With the S&P500 at ~1880, which is near its high, I decided to add to my index puts. I bought 9 SPY May16’14 puts with 184 strike at $1.10. This helps me average down the 8 puts that I had bought previously at $1.40. I wonder if “Sell in May and Go Away” will be effective this year.

SPY Index Puts Follow-up

After 2 days of gains, the S&P500 closed up almost 30 points from the recent low. It appeared that my decision to lighten up on my portfolio hedges on April 8 was a good one and I should have even been more aggressive. However, last night, the S&P500 erased the 2 days of gains and closed down 39.1 points or 2.09% to 1833.. This takes the S&P500 even lower than the close of April 7 which was 1845.

Before the market started plunging, I had placed a limit order on the 6 SPY Apr17 14 181 Puts that I had not liquidated. Seeing the the puts were decaying due to time and price action so quickly (from 90 cents to 16 cents in 2 days), and with the market not opening lower, I decided to close the position. I placed a limit order at 20 cents versus a then market price of 16 cents.

When I woke up the next morning, the puts were trading a back at 90 cents! I can’t believe my folly. However, I still stand by my decision. With barely 7 trading days remaining, my puts were decaying rapidly and I was uncertain if the market would fall by a wide margin in such a short period of time. Thus, I still think I did the right thing by cutting the “loss”.

(Listings of element regions)
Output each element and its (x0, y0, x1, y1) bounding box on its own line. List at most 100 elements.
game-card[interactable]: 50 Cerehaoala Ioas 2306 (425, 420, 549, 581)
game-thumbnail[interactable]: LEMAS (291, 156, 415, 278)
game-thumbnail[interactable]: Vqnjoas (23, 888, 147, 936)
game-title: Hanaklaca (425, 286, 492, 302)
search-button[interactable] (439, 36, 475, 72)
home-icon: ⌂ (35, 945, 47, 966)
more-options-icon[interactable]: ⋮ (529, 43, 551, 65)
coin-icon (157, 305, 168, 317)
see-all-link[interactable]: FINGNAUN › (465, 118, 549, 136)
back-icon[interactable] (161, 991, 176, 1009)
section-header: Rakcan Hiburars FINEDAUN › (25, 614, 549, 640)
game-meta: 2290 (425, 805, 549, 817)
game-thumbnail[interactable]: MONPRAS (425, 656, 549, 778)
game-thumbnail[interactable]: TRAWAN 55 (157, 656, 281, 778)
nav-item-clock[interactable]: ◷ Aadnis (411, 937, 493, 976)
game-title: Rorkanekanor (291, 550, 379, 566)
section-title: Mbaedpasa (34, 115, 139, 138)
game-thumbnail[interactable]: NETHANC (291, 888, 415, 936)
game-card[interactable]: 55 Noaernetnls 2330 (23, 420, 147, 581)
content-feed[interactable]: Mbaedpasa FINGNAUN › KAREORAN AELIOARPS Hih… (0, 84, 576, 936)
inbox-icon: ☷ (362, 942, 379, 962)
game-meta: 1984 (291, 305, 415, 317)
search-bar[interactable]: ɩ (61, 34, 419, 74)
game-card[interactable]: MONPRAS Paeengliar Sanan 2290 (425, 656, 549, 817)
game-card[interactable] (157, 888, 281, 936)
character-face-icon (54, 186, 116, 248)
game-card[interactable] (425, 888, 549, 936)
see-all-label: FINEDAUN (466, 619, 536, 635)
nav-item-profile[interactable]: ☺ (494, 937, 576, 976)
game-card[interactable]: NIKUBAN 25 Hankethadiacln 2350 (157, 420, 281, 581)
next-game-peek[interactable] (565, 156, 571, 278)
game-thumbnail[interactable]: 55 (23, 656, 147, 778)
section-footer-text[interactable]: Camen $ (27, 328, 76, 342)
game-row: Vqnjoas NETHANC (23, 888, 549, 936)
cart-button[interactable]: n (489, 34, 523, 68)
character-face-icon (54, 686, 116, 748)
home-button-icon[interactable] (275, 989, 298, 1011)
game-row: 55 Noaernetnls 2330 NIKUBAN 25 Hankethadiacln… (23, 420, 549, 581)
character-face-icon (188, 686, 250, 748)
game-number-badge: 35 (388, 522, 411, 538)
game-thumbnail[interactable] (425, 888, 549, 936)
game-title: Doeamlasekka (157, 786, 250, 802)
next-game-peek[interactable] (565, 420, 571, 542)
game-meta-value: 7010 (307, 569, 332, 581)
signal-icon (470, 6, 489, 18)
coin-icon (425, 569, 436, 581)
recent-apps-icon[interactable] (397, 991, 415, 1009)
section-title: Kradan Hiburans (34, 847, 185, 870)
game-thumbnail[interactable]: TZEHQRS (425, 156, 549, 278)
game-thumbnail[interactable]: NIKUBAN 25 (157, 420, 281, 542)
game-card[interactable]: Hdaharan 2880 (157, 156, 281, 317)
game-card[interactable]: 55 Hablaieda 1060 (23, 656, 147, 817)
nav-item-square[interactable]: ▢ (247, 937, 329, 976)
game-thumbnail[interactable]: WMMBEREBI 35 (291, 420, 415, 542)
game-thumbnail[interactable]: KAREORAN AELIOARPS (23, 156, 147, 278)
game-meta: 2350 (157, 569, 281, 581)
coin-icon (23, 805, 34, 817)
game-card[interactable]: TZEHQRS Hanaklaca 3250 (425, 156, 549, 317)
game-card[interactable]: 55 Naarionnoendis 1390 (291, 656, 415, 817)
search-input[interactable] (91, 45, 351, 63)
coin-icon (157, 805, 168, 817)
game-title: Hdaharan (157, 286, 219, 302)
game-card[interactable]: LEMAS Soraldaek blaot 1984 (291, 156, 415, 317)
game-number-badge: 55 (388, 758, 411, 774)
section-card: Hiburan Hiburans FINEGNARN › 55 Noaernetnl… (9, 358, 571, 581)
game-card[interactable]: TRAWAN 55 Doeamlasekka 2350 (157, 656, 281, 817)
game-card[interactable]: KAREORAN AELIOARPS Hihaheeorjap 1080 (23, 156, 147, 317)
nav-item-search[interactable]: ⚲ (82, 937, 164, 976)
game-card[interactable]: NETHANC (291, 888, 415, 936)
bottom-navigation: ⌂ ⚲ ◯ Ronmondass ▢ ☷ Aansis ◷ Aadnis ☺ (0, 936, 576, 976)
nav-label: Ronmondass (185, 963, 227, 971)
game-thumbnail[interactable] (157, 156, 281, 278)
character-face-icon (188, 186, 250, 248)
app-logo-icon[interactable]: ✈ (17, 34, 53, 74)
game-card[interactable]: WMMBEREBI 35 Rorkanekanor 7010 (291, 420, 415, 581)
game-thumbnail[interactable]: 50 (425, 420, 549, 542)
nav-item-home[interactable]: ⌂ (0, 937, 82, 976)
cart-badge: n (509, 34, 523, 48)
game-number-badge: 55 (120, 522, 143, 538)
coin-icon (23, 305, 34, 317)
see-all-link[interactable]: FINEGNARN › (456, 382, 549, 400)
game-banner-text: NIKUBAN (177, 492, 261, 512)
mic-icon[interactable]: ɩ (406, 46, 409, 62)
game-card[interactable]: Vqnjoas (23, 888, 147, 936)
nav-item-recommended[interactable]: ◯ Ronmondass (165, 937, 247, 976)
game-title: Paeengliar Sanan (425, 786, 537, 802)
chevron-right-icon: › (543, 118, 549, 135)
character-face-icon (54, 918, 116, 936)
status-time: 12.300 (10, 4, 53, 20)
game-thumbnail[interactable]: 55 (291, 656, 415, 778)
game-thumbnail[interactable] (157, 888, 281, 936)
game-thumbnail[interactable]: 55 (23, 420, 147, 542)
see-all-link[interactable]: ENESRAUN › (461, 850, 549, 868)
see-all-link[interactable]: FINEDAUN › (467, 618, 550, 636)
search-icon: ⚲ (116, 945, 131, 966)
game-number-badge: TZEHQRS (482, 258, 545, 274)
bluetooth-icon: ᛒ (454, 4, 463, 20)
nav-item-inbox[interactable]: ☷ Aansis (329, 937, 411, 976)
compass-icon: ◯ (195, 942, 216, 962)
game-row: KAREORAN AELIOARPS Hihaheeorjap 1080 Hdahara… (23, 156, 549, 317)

#### [Short task]
Return everything in the post about SPY index puts from "Before the market" down to "of 16 cents.", copied word for word. Rely only on the post about SPY index puts, not on the rows.

#### [Expected answer]
Before the market started plunging, I had placed a limit order on the 6 SPY Apr17 14 181 Puts that I had not liquidated. Seeing the the puts were decaying due to time and price action so quickly (from 90 cents to 16 cents in 2 days), and with the market not opening lower, I decided to close the position. I placed a limit order at 20 cents versus a then market price of 16 cents.